= The input =
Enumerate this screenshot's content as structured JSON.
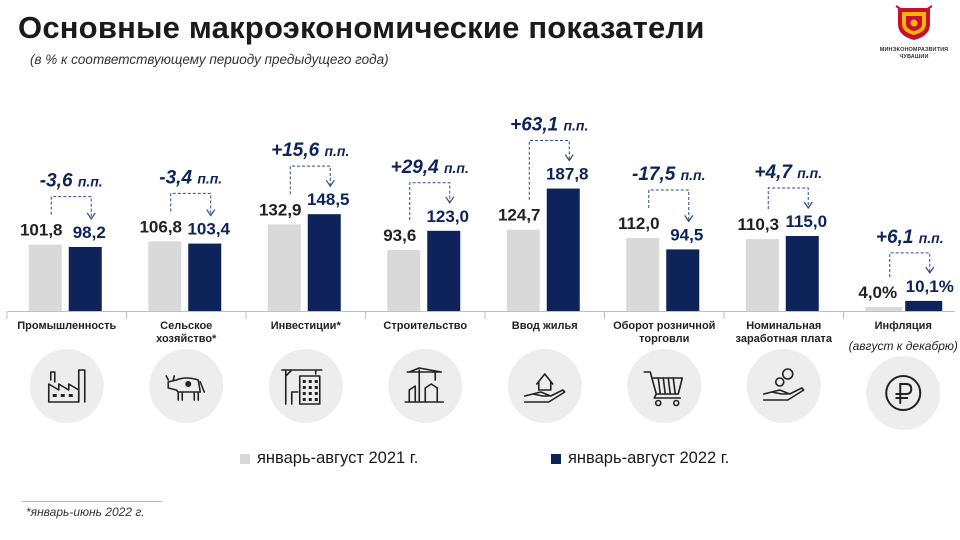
{
  "title": "Основные макроэкономические показатели",
  "subtitle": "(в % к соответствующему периоду предыдущего года)",
  "logo": {
    "line1": "МИНЭКОНОМРАЗВИТИЯ",
    "line2": "ЧУВАШИИ"
  },
  "footnote": "*январь-июнь  2022 г.",
  "legend": {
    "s1": "январь-август 2021 г.",
    "s2": "январь-август 2022 г."
  },
  "colors": {
    "s1": "#d9d9d9",
    "s2": "#0d2359",
    "arrow": "#2e4a82",
    "circle": "#ededed"
  },
  "chart_data": {
    "type": "bar",
    "categories": [
      "Промышленность",
      "Сельское хозяйство*",
      "Инвестиции*",
      "Строительство",
      "Ввод жилья",
      "Оборот  розничной торговли",
      "Номинальная заработная плата",
      "Инфляция"
    ],
    "category_lines": [
      [
        "Промышленность"
      ],
      [
        "Сельское",
        "хозяйство*"
      ],
      [
        "Инвестиции*"
      ],
      [
        "Строительство"
      ],
      [
        "Ввод жилья"
      ],
      [
        "Оборот  розничной",
        "торговли"
      ],
      [
        "Номинальная",
        "заработная плата"
      ],
      [
        "Инфляция"
      ]
    ],
    "category_note": "(август к декабрю)",
    "series": [
      {
        "name": "январь-август 2021 г.",
        "values": [
          101.8,
          106.8,
          132.9,
          93.6,
          124.7,
          112.0,
          110.3,
          4.0
        ],
        "labels": [
          "101,8",
          "106,8",
          "132,9",
          "93,6",
          "124,7",
          "112,0",
          "110,3",
          "4,0%"
        ]
      },
      {
        "name": "январь-август 2022 г.",
        "values": [
          98.2,
          103.4,
          148.5,
          123.0,
          187.8,
          94.5,
          115.0,
          10.1
        ],
        "labels": [
          "98,2",
          "103,4",
          "148,5",
          "123,0",
          "187,8",
          "94,5",
          "115,0",
          "10,1%"
        ]
      }
    ],
    "changes": [
      {
        "value": "-3,6",
        "unit": "п.п."
      },
      {
        "value": "-3,4",
        "unit": "п.п."
      },
      {
        "value": "+15,6",
        "unit": "п.п."
      },
      {
        "value": "+29,4",
        "unit": "п.п."
      },
      {
        "value": "+63,1",
        "unit": "п.п."
      },
      {
        "value": "-17,5",
        "unit": "п.п."
      },
      {
        "value": "+4,7",
        "unit": "п.п."
      },
      {
        "value": "+6,1",
        "unit": "п.п."
      }
    ],
    "icons": [
      "factory-icon",
      "cow-icon",
      "construction-building-icon",
      "crane-icon",
      "house-in-hand-icon",
      "shopping-cart-icon",
      "money-in-hand-icon",
      "ruble-icon"
    ]
  }
}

= Instructions to follow =
Show all lines in the entries above where the string "Номинальная" appears.

= Exercise solution =
      "Номинальная заработная плата",
        "Номинальная",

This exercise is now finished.